As NT, por dificuldades de visibilidade das saídas dos disparos do inimigo, apenas reagiu ao fogo IN quando se conseguiram detectar 2 das suas posições de flagelação.
O IN, após a concentração de 7 granadas de Morteiro 81 mm, numa das bases, cessou o fogo, não voltando a fazê-lo daquela posição. Tendo-se feito mais fogo para outros locais de onde, esporadicamente, se viam as saídas.
Foram pedidos, ao PelArt 17, alguns tiros de apoio sobre as eventuais localizações do IN, cuja resposta foi imediata.
26/05/73: O IN iniciou uma flagelação pelas 18h05, com Canhão s/r. O ataque prosseguiu com violência e rapidez, calculando-se que tenham sido lançadas pelo inimigo 20 granadas, das quais foram encontradas diversas embalagens vazias.
Dada a dificuldade da localização das saídas das granadas, acentuada pelo facto de ainda ser dia, mantivemo-nos por momentos na expectativa para não disparamos “à balda”, até nos ter sido comunicada as coordenadas da posição dos guerrilheiros do PAIGC, por um bigrupo que se encontrava a fazer a segurança próximo do quartel.

● ● ● ● ●

= Enunciado do problema =
De acordo com o excerto para leitura, a que horas começou a flagelação de 26/05/73?

= Dados =
● ● ● ● ●

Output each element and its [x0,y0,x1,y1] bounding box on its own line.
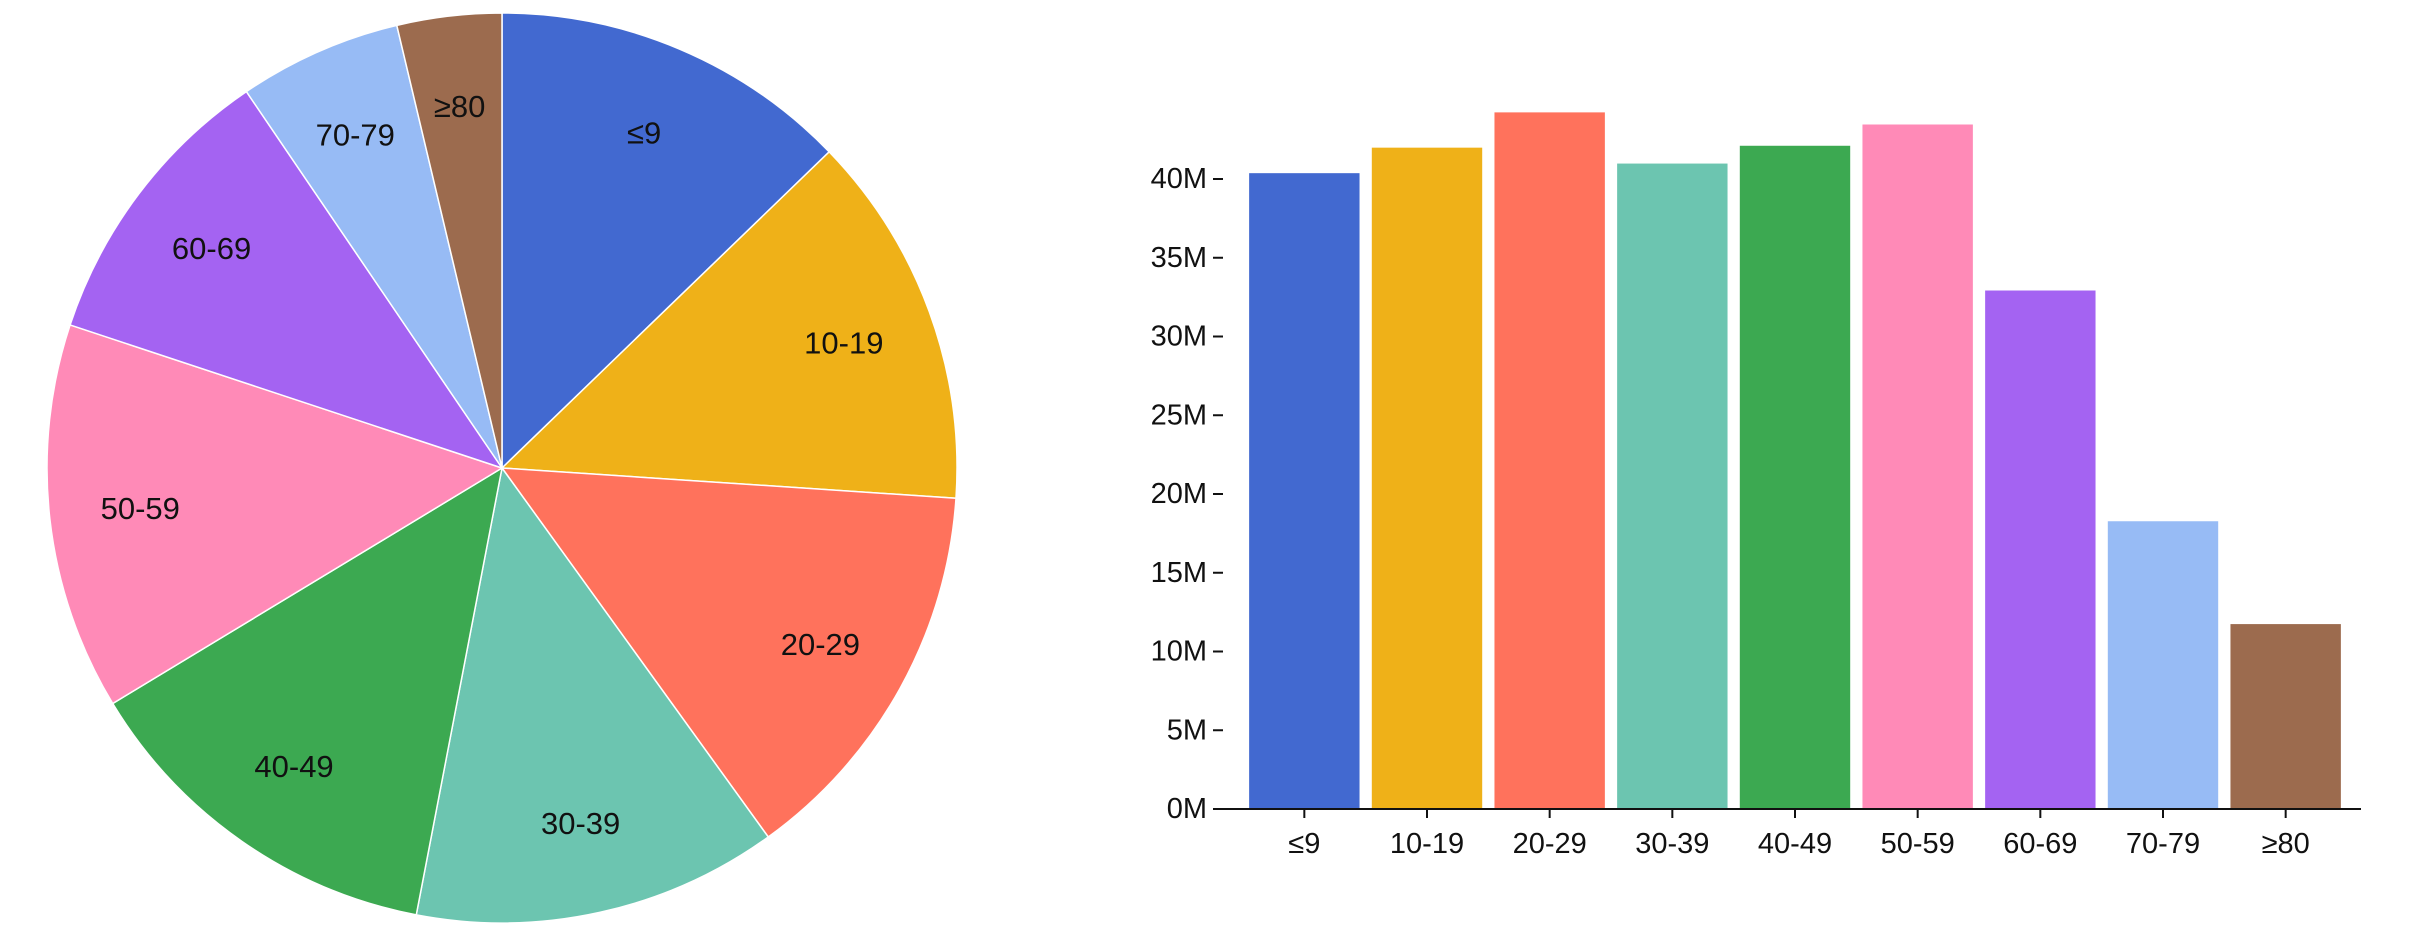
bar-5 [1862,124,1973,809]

● ● ● ● ●

= Resposta ao exercício =
A flagelação começou pelas 18h05.